**PROBLEM DESCRIPTION:** Copy out the material word for word, from its first line up to and including the line that contains "point-united-states-of-america — [1179, 188, 1194, 202]".
*** SUPPLIED RECORDS ***
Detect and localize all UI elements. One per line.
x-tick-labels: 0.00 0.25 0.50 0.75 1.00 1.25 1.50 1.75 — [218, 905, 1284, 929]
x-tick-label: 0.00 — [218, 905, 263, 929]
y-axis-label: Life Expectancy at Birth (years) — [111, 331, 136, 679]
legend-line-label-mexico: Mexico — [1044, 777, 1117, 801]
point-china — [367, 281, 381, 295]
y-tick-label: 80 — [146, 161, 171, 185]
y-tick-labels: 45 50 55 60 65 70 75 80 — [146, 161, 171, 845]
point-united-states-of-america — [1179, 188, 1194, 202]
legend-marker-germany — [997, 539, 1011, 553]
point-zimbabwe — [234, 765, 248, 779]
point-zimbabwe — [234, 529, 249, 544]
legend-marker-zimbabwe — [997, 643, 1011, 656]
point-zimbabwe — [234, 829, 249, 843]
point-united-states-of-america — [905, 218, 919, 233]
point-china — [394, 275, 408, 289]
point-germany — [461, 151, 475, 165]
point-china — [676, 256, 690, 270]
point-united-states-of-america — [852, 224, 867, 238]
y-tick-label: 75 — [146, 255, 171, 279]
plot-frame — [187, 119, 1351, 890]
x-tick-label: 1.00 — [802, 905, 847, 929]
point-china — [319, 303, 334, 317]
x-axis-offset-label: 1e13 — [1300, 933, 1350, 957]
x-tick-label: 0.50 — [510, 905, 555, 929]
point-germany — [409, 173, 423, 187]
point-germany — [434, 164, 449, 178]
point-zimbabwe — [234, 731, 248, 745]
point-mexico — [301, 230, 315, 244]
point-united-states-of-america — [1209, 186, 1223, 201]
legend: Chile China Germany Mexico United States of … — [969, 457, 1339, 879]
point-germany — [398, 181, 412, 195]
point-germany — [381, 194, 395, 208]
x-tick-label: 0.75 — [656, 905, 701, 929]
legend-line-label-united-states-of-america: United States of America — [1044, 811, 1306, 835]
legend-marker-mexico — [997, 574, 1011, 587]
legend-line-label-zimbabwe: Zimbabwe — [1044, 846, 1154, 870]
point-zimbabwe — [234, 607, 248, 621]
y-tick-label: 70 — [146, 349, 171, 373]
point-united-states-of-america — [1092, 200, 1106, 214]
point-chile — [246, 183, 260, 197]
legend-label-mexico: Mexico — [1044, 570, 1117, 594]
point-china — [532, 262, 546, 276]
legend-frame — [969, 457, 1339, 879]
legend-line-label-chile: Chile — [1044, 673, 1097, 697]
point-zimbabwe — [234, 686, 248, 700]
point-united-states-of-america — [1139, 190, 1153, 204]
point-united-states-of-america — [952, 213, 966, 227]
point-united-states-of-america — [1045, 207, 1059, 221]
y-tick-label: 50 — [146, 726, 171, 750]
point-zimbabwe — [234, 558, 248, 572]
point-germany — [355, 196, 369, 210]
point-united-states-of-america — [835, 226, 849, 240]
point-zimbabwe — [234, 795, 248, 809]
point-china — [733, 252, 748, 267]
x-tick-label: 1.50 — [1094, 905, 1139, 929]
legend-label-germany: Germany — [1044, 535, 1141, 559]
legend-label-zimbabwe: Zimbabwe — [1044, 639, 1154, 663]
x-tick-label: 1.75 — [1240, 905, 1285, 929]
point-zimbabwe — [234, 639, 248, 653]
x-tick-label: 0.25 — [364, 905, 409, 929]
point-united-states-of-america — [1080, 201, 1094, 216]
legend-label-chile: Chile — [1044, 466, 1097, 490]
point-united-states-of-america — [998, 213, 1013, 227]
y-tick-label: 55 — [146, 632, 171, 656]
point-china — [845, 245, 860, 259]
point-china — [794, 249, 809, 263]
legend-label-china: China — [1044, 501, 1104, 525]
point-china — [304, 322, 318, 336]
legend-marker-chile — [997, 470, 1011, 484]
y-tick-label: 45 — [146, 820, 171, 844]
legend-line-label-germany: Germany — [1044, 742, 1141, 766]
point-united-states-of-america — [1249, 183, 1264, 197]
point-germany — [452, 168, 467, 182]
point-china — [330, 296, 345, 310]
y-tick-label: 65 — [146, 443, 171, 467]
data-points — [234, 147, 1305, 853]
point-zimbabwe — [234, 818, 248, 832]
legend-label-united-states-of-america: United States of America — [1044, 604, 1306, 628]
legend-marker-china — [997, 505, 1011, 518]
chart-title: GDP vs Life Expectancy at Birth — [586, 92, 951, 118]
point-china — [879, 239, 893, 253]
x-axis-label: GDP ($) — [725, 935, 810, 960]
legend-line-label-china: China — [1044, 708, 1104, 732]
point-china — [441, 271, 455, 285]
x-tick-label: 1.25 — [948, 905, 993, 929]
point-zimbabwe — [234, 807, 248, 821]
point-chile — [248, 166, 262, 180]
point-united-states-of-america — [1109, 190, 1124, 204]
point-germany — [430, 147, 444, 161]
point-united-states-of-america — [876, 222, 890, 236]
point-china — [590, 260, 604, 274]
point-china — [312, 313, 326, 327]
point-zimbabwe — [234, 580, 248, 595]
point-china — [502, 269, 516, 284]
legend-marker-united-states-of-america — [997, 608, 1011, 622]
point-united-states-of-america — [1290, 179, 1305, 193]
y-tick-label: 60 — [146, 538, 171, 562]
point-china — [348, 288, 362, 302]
***
**RESULT FOR THIS EXERCISE:**
Detect and localize all UI elements. One per line.
x-tick-labels: 0.00 0.25 0.50 0.75 1.00 1.25 1.50 1.75 — [218, 905, 1284, 929]
x-tick-label: 0.00 — [218, 905, 263, 929]
y-axis-label: Life Expectancy at Birth (years) — [111, 331, 136, 679]
legend-line-label-mexico: Mexico — [1044, 777, 1117, 801]
point-china — [367, 281, 381, 295]
y-tick-label: 80 — [146, 161, 171, 185]
y-tick-labels: 45 50 55 60 65 70 75 80 — [146, 161, 171, 845]
point-united-states-of-america — [1179, 188, 1194, 202]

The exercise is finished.